[BEGIN Supplied material]

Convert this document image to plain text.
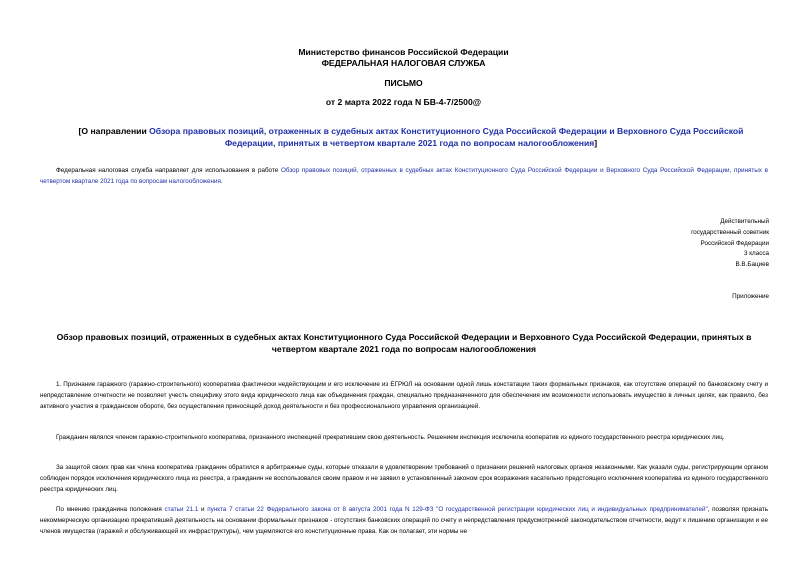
Министерство финансов Российской Федерации
ФЕДЕРАЛЬНАЯ НАЛОГОВАЯ СЛУЖБА
ПИСЬМО
от 2 марта 2022 года N БВ-4-7/2500@
[О направлении Обзора правовых позиций, отраженных в судебных актах Конституционного Суда Российской Федерации и Верховного Суда Российской Федерации, принятых в четвертом квартале 2021 года по вопросам налогообложения]
Федеральная налоговая служба направляет для использования в работе Обзор правовых позиций, отраженных в судебных актах Конституционного Суда Российской Федерации и Верховного Суда Российской Федерации, принятых в четвертом квартале 2021 года по вопросам налогообложения.
Действительный
государственный советник
Российской Федерации
3 класса
В.В.Бациев
Приложение
Обзор правовых позиций, отраженных в судебных актах Конституционного Суда Российской Федерации и Верховного Суда Российской Федерации, принятых в четвертом квартале 2021 года по вопросам налогообложения
1. Признание гаражного (гаражно-строительного) кооператива фактически недействующим и его исключение из ЕГРЮЛ на основании одной лишь констатации таких формальных признаков, как отсутствие операций по банковскому счету и непредставление отчетности не позволяет учесть специфику этого вида юридического лица как объединения граждан, специально предназначенного для обеспечения им возможности использовать имущество в личных целях, как правило, без активного участия в гражданском обороте, без осуществления приносящей доход деятельности и без профессионального управления организацией.
Гражданин являлся членом гаражно-строительного кооператива, признанного инспекцией прекратившим свою деятельность. Решением инспекция исключила кооператив из единого государственного реестра юридических лиц.
За защитой своих прав как члена кооператива гражданин обратился в арбитражные суды, которые отказали в удовлетворении требований о признании решений налоговых органов незаконными. Как указали суды, регистрирующим органом соблюден порядок исключения юридического лица из реестра, а гражданин не воспользовался своим правом и не заявил в установленный законом срок возражения касательно предстоящего исключения кооператива из единого государственного реестра юридических лиц.
По мнению гражданина положения статьи 21.1 и пункта 7 статьи 22 Федерального закона от 8 августа 2001 года N 129-ФЗ "О государственной регистрации юридических лиц и индивидуальных предпринимателей", позволяя признать некоммерческую организацию прекратившей деятельность на основании формальных признаков - отсутствия банковских операций по счету и непредставления предусмотренной законодательством отчетности, ведут к лишению организации и ее членов имущества (гаражей и обслуживающей их инфраструктуры), чем ущемляются его конституционные права. Как он полагает, эти нормы не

[END Supplied material]

- [Work to complete] Leaving all pictures aside, quote each record exactly.

- [Result for this task]
Convert this document image to plain text.
Министерство финансов Российской Федерации
ФЕДЕРАЛЬНАЯ НАЛОГОВАЯ СЛУЖБА
ПИСЬМО
от 2 марта 2022 года N БВ-4-7/2500@
[О направлении Обзора правовых позиций, отраженных в судебных актах Конституционного Суда Российской Федерации и Верховного Суда Российской Федерации, принятых в четвертом квартале 2021 года по вопросам налогообложения]
Федеральная налоговая служба направляет для использования в работе Обзор правовых позиций, отраженных в судебных актах Конституционного Суда Российской Федерации и Верховного Суда Российской Федерации, принятых в четвертом квартале 2021 года по вопросам налогообложения.
Действительный
государственный советник
Российской Федерации
3 класса
В.В.Бациев
Приложение
Обзор правовых позиций, отраженных в судебных актах Конституционного Суда Российской Федерации и Верховного Суда Российской Федерации, принятых в четвертом квартале 2021 года по вопросам налогообложения
1. Признание гаражного (гаражно-строительного) кооператива фактически недействующим и его исключение из ЕГРЮЛ на основании одной лишь констатации таких формальных признаков, как отсутствие операций по банковскому счету и непредставление отчетности не позволяет учесть специфику этого вида юридического лица как объединения граждан, специально предназначенного для обеспечения им возможности использовать имущество в личных целях, как правило, без активного участия в гражданском обороте, без осуществления приносящей доход деятельности и без профессионального управления организацией.
Гражданин являлся членом гаражно-строительного кооператива, признанного инспекцией прекратившим свою деятельность. Решением инспекция исключила кооператив из единого государственного реестра юридических лиц.
За защитой своих прав как члена кооператива гражданин обратился в арбитражные суды, которые отказали в удовлетворении требований о признании решений налоговых органов незаконными. Как указали суды, регистрирующим органом соблюден порядок исключения юридического лица из реестра, а гражданин не воспользовался своим правом и не заявил в установленный законом срок возражения касательно предстоящего исключения кооператива из единого государственного реестра юридических лиц.
По мнению гражданина положения статьи 21.1 и пункта 7 статьи 22 Федерального закона от 8 августа 2001 года N 129-ФЗ "О государственной регистрации юридических лиц и индивидуальных предпринимателей", позволяя признать некоммерческую организацию прекратившей деятельность на основании формальных признаков - отсутствия банковских операций по счету и непредставления предусмотренной законодательством отчетности, ведут к лишению организации и ее членов имущества (гаражей и обслуживающей их инфраструктуры), чем ущемляются его конституционные права. Как он полагает, эти нормы не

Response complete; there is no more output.